**Aim:** Going through the material below, please gather all lines with the word "this" in them.

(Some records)

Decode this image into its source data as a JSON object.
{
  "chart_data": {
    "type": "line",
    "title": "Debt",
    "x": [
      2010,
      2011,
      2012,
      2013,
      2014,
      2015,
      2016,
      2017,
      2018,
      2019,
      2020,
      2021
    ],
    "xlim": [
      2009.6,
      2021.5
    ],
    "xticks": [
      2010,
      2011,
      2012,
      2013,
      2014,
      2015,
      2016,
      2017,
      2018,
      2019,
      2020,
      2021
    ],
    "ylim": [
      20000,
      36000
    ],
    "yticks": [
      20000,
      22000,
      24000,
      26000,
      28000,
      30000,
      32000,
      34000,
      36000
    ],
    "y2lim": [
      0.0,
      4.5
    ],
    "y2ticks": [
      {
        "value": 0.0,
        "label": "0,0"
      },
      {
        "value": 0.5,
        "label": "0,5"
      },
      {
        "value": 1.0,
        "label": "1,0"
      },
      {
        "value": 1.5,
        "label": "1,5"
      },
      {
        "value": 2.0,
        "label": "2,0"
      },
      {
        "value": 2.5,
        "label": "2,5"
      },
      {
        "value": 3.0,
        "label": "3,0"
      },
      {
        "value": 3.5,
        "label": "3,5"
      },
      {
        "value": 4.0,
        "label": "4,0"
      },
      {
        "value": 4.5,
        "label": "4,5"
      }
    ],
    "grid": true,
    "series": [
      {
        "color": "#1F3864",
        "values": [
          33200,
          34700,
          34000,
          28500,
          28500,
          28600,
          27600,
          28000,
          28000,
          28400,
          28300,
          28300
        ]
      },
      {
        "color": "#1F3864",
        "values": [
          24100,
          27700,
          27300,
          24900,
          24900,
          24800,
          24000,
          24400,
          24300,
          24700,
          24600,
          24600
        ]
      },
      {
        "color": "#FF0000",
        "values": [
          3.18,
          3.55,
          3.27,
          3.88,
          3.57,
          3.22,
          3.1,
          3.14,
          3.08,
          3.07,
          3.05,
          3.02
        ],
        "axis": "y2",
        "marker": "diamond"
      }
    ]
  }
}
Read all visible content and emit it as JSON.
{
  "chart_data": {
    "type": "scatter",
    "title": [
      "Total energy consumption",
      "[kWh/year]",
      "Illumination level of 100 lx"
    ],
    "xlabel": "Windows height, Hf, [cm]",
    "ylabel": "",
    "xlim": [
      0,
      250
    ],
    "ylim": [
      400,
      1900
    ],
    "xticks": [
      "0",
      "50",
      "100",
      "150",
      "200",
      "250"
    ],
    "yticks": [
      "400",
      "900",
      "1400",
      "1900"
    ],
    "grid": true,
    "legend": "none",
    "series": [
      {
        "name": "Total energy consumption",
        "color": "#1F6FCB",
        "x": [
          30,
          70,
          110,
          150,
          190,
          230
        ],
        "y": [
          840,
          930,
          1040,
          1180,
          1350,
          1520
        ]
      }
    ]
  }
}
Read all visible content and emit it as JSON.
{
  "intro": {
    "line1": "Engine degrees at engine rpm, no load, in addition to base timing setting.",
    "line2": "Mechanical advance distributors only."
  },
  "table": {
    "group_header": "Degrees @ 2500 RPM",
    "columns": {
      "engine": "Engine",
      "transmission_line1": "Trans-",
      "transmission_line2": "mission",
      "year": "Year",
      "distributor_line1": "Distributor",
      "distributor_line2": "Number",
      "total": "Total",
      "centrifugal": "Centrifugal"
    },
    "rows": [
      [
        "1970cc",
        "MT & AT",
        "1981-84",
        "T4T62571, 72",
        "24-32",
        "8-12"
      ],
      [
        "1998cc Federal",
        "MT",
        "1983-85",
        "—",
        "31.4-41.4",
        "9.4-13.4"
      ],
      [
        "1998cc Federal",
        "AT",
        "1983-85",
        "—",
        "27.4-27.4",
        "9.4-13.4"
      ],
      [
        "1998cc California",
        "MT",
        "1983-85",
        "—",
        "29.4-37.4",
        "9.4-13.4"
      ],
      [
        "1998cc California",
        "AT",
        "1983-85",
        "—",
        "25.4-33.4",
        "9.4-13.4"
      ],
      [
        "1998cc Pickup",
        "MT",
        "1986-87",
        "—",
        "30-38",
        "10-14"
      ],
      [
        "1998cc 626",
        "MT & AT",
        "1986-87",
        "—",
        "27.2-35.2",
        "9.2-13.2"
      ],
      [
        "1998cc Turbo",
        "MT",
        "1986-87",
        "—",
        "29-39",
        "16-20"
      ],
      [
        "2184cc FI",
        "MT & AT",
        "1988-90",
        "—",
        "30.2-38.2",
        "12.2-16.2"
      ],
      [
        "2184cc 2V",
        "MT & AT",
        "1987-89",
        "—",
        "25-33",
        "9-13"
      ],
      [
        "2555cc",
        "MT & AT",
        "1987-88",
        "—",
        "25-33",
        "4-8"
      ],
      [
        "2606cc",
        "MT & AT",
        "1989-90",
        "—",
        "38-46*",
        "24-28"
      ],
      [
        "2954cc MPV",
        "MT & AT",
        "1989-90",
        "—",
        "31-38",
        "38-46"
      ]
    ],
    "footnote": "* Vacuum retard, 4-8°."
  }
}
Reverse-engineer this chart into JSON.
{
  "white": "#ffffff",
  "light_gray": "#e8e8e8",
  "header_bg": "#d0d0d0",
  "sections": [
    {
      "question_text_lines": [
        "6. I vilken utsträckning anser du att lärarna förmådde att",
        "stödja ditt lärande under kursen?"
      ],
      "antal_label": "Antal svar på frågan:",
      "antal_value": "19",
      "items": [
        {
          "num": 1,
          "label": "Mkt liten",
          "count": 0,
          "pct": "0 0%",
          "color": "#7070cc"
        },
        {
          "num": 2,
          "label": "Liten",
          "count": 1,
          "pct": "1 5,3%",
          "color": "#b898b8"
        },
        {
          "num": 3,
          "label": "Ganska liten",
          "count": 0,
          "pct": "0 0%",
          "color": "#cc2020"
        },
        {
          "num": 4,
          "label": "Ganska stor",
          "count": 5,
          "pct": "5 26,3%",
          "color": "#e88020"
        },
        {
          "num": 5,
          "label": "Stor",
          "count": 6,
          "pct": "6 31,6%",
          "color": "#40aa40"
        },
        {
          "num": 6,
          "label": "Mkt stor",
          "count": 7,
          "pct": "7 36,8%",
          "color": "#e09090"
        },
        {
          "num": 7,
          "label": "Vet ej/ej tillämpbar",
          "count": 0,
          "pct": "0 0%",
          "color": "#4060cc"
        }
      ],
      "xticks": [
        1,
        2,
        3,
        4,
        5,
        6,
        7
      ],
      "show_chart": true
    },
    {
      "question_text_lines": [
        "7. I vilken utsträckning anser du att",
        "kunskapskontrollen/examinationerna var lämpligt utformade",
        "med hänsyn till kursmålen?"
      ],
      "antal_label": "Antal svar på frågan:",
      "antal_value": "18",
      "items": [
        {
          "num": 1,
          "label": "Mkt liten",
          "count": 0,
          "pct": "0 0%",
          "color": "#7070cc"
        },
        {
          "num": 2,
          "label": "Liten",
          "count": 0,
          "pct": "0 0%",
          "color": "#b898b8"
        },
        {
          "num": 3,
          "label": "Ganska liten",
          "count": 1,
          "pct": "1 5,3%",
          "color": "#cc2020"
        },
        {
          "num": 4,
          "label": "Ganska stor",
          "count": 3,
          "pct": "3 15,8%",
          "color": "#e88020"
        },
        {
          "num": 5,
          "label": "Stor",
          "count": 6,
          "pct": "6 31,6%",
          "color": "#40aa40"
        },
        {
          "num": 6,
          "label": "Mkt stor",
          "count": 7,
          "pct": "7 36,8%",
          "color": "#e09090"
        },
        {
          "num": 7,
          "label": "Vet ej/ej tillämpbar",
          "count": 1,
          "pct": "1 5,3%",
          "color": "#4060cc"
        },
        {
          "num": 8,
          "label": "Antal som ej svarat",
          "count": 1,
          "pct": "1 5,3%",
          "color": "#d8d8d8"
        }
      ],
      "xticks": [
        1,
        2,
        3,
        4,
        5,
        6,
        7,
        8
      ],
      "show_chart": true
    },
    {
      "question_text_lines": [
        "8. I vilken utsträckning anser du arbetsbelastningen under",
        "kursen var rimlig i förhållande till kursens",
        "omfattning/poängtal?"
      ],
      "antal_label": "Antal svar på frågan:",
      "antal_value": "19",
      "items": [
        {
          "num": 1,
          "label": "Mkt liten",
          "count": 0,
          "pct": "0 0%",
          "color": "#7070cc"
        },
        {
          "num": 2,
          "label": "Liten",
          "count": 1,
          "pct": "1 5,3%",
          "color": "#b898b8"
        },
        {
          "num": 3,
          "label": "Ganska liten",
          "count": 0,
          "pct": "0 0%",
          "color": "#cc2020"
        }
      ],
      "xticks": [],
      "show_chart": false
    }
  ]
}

**Exercise result:**
Decode this image into its source data as a JSON object.
Reverse-engineer this chart into JSON.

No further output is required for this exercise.